▸ Prompt:
Once a line is found to contain "Enzyme", copy it out of the listing.

---- Provided records

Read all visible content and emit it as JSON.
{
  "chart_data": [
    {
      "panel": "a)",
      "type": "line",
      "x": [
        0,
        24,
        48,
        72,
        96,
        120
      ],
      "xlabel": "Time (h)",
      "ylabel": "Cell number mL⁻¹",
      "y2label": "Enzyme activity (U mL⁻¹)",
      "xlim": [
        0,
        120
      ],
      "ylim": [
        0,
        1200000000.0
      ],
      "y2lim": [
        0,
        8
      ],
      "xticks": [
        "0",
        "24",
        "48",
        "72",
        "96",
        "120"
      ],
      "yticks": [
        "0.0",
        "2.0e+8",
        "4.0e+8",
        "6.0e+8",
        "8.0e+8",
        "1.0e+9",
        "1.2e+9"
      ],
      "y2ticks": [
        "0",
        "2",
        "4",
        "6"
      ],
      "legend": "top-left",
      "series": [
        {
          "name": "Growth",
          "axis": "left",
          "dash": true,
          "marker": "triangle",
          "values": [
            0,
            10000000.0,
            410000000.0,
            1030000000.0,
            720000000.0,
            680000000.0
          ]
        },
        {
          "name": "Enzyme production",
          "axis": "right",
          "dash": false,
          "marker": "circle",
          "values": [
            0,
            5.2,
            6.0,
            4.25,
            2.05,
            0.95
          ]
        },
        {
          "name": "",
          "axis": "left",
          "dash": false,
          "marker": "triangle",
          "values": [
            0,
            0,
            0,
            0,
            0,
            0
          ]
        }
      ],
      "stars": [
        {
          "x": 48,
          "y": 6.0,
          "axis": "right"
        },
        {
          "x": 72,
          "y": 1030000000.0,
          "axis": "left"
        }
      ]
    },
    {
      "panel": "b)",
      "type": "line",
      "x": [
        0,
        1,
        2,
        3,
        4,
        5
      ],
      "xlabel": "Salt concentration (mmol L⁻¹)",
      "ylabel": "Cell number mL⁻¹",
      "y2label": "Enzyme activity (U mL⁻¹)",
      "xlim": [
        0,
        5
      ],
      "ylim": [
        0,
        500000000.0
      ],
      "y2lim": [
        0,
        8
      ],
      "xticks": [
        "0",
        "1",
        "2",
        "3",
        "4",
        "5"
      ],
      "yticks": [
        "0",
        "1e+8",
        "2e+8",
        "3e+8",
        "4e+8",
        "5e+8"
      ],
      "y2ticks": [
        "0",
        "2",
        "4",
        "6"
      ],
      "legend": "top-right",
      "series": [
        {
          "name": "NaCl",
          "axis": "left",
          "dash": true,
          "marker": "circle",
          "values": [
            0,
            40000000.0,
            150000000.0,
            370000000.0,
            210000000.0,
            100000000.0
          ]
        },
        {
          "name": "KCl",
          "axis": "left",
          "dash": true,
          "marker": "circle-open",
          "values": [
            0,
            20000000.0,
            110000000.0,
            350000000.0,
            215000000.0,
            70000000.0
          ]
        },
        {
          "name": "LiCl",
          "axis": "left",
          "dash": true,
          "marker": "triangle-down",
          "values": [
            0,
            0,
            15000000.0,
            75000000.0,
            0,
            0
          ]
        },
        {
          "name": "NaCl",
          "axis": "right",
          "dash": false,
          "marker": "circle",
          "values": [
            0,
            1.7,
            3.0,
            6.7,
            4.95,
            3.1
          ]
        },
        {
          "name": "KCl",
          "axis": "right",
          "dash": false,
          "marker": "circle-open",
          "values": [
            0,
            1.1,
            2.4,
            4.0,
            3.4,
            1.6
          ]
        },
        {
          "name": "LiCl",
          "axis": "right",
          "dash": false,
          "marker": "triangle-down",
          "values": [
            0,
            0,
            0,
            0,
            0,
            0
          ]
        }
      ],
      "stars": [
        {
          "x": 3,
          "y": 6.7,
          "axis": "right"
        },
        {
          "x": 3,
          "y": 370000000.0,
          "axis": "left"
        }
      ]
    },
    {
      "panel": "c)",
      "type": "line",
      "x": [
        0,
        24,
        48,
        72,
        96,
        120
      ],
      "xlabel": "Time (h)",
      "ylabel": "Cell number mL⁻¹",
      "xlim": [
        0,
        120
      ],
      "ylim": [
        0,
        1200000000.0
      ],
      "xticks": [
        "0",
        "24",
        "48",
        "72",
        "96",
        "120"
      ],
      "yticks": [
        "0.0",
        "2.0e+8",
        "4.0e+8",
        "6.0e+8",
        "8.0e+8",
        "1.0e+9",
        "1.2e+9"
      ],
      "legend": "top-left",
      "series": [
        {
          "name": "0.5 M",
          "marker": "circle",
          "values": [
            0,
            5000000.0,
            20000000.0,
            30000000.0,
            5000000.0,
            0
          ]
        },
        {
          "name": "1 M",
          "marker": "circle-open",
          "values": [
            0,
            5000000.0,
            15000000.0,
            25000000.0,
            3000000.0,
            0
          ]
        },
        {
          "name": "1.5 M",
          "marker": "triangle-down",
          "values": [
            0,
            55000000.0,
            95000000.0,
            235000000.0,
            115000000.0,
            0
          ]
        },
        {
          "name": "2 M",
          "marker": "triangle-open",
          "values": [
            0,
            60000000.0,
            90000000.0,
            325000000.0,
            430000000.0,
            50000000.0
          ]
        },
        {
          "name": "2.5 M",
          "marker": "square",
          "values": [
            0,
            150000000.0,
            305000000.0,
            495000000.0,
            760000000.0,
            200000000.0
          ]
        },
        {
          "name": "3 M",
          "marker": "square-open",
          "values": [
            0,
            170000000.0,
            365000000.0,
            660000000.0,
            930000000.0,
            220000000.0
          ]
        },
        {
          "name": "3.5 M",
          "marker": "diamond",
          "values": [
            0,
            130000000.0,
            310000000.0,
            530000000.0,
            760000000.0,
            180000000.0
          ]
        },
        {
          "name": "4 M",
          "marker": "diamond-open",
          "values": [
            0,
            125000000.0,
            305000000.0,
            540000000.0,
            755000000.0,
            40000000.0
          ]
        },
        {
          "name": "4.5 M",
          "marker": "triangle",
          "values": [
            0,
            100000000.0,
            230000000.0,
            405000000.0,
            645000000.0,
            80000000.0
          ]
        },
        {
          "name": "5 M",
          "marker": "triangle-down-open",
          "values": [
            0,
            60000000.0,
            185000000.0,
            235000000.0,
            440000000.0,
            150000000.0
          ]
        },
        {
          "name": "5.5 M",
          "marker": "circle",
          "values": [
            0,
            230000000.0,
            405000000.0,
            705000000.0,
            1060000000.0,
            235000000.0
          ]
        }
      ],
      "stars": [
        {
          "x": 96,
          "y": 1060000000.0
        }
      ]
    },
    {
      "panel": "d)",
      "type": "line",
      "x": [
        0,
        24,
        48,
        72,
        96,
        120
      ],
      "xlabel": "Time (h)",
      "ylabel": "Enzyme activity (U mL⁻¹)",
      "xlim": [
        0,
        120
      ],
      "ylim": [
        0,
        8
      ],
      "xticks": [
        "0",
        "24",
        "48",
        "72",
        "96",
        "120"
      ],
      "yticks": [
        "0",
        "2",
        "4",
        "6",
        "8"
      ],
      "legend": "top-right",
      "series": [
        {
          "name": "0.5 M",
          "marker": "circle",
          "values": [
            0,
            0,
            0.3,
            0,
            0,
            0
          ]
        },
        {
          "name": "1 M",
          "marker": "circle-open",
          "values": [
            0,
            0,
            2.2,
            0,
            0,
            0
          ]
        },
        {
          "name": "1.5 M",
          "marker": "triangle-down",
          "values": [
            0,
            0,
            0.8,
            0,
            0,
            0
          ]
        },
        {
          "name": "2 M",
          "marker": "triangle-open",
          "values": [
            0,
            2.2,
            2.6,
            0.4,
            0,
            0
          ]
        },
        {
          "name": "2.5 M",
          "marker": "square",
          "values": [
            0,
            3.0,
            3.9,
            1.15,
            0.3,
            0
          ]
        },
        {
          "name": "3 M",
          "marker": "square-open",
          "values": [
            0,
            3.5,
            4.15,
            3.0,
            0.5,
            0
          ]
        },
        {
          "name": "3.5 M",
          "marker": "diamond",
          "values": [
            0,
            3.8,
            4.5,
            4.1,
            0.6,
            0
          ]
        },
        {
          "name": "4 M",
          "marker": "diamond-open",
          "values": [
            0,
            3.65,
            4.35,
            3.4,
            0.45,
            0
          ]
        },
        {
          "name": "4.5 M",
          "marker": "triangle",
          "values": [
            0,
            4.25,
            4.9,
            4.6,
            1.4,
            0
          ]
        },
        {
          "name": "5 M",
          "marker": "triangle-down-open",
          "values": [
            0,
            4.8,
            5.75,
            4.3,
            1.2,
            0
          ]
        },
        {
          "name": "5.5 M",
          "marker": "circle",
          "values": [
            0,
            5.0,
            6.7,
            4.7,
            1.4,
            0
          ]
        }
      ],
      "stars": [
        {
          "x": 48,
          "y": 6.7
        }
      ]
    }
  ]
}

--------

▸ Task output:
      "y2label": "Enzyme activity (U mL⁻¹)",
          "name": "Enzyme production",
      "y2label": "Enzyme activity (U mL⁻¹)",
      "ylabel": "Enzyme activity (U mL⁻¹)",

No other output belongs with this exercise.